- [Action item] Continue the article below on AbbVie's PharMine text-mining portal, starting right after its final sentence.

- [Study text]
While Natural Language Processing (NLP)-based text mining has become a widely used technology within pharma, biotech and healthcare organizations, some still view NLP use as esoteric, only for experts. At AbbVie, however, the use of NLP has been democratized for researchers with the provision of broad-access web portals.
One project to illustrate their approach to broaden access to NLP was presented earlier this year at a Linguamatics NLP seminar. Abhik Seal, from the data science team at AbbVie, described an innovative web portal developed to provide a more effective search for pharmacokinetic and pharmacodynamic parameters, for pharmacometricians and chemists within the Clinical Pharmacology and Pharmacometrics (CPPM) group. Manual search of scientific abstracts and full-text papers is typically slow and laborious, particularly when extracting key pk/pd numerics and units, such as drug concentrations, exposures, efficacies, dosages and more.
The platform Seal’s team developed is known as PharMine (Figure 1). They have implemented a workflow (Figure 2) that takes in Medline abstracts and uses a suite of NLP queries to extract key information including:
- Disease background, diseases overview, clinical endpoints, therapies etc.
- Drug name, route of administration, dosing
- Whether the study is preclinical or clinical, and where possible, animal model or patient/population demographics
- A range of PK/Pd parameters and metrics
The web frontend, built with standard tools such as R Shiny and D3, enables a non-expert user to enter, for example, a disease search term to search. They can then rapidly see the resulting text-mined data, visually represented with histograms, word clouds and other tools for filtering and pivoting the data. The text-mined results provide the end user with integration of all the data points they need, rather than having to read each abstract or full-text paper in turn. PharMine has received good feedback from the scientist end-users. The ability to rapidly differentiate clinical studies from preclinical saves significant time. Getting back key data elements such as dose and population, rather than just a few lines of text or a whole document to read (as with Google Scholar or PubMed) is proving very valuable for the CPPM group.

- [Stored data]
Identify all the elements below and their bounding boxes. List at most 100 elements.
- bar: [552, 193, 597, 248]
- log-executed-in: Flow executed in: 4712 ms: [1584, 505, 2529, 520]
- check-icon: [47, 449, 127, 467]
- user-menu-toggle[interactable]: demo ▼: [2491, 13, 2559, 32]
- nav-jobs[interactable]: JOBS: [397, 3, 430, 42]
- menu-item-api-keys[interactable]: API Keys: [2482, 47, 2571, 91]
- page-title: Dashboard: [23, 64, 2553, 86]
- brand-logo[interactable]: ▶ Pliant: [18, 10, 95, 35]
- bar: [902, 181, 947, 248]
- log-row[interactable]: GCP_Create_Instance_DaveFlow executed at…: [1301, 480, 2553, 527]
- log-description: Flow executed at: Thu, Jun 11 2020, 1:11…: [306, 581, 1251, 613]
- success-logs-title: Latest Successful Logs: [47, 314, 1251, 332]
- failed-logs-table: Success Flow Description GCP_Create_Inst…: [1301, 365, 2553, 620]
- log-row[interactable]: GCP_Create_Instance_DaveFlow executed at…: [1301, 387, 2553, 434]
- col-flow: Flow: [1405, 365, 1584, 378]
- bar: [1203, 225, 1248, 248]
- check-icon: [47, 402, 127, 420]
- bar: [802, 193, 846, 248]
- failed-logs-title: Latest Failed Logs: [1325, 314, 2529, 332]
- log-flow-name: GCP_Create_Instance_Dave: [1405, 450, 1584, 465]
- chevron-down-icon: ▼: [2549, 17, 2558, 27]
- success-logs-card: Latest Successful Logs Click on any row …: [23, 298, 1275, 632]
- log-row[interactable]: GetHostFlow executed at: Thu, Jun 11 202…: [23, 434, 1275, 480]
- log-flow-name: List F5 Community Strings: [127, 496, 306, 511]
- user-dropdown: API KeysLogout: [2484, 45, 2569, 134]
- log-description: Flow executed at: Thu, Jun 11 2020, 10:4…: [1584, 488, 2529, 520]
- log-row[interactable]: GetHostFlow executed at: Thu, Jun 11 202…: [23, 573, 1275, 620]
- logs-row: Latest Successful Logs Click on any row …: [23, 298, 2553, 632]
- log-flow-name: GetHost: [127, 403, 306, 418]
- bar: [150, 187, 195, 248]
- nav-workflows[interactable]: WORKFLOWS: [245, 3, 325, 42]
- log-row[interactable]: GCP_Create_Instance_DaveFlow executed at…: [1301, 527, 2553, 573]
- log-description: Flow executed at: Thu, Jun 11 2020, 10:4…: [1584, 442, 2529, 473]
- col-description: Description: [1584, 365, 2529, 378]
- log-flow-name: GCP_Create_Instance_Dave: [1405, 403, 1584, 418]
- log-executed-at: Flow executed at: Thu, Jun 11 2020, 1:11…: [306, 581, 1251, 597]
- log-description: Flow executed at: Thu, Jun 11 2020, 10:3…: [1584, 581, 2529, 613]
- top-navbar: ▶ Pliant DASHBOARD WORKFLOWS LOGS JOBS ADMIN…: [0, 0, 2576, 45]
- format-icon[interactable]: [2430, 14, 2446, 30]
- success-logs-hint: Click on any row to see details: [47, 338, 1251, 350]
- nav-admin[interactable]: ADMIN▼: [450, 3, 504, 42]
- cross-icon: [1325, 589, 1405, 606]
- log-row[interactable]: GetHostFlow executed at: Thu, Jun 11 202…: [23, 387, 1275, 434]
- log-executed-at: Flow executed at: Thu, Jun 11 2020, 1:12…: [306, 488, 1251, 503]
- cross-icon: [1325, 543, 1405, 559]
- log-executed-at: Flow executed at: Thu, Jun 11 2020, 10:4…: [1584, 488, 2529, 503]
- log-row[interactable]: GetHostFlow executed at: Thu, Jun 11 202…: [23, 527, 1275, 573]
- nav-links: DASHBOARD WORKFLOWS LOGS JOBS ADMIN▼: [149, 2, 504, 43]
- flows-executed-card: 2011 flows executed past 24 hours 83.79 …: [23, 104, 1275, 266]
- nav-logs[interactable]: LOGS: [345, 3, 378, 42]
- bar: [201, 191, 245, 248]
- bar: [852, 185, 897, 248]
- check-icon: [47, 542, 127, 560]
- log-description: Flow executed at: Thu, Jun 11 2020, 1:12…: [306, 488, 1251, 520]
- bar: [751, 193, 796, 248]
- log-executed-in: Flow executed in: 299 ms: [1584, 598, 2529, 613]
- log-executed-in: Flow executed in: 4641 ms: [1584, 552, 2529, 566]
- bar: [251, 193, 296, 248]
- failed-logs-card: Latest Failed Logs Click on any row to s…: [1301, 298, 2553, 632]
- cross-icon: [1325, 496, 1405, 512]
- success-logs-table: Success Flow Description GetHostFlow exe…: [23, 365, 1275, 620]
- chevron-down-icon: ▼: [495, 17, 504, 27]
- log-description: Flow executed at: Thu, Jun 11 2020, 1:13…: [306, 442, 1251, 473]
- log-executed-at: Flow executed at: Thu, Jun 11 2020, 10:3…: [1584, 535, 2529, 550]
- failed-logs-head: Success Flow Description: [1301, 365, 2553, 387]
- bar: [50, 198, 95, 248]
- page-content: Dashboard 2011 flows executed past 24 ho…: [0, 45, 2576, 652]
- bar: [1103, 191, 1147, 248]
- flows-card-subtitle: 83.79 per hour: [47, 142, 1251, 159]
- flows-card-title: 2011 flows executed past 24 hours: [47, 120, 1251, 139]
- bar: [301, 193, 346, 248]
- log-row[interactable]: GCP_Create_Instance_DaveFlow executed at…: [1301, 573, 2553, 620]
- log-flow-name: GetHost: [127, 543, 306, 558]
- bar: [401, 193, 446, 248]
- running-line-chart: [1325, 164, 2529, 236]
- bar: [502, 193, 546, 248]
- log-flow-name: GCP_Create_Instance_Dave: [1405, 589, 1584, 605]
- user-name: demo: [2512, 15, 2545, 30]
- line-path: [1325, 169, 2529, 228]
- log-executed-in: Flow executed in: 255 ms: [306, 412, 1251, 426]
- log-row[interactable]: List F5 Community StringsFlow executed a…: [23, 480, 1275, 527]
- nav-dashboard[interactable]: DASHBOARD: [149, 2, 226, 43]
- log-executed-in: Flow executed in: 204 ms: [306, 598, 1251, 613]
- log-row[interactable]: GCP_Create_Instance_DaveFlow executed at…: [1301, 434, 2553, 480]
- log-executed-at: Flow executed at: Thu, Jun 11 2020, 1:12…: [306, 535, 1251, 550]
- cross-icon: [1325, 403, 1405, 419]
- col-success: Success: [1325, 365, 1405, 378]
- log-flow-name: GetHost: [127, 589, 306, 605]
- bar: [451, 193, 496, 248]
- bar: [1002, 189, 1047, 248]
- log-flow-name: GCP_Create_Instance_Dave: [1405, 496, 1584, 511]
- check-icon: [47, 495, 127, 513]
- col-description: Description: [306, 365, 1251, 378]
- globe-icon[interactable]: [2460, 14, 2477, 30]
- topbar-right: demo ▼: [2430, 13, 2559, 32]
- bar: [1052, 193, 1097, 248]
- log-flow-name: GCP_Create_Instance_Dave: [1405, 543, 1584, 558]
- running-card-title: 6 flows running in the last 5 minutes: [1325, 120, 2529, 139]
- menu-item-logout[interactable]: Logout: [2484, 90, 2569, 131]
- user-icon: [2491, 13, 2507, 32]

- [Solved problem]
Understanding the landscape for published pk/pd data in scientific papers brings significant benefit for internal research. Recently the current platform’s capabilities have been extended to search gene-disease relations, tox-related data, biomarkers identification and PPI data. Democratizing AI technologies such as NLP-based text mining is a goal that many companies are striving for, and this innovative platform is showing value to early R&D in AbbVie.
Fig.1 A screenshot of the PharMine web portal showing one view for a search for data relating to Chronic Lymphocytic Leukaemia (CLL). Users can initiate a search with a drug or disease; see the basic counts for journal, abstracts; filter using word clouds (or other graphical representations) and see the tabulated list of relevant parameters for either clinical or non-clinical studies. The development team is working to tackle some new challenges, such as tables in full- text papers, with the agile workflow enabling rapid query engineering and optimization.
Fig.2 Workflow schematic for exaction by text mining of pk/pd parameters and other relevant data. PubMed abstracts and full-text papers from PubMed Central are fed into Linguamatics NLP solution, I2E, and queries run automatically to extract disease, drugs, pk/pd parameters with appropriate context, using both semantic (e.g. disease ontology, Clarivate drug ontology) and linguistic technologies.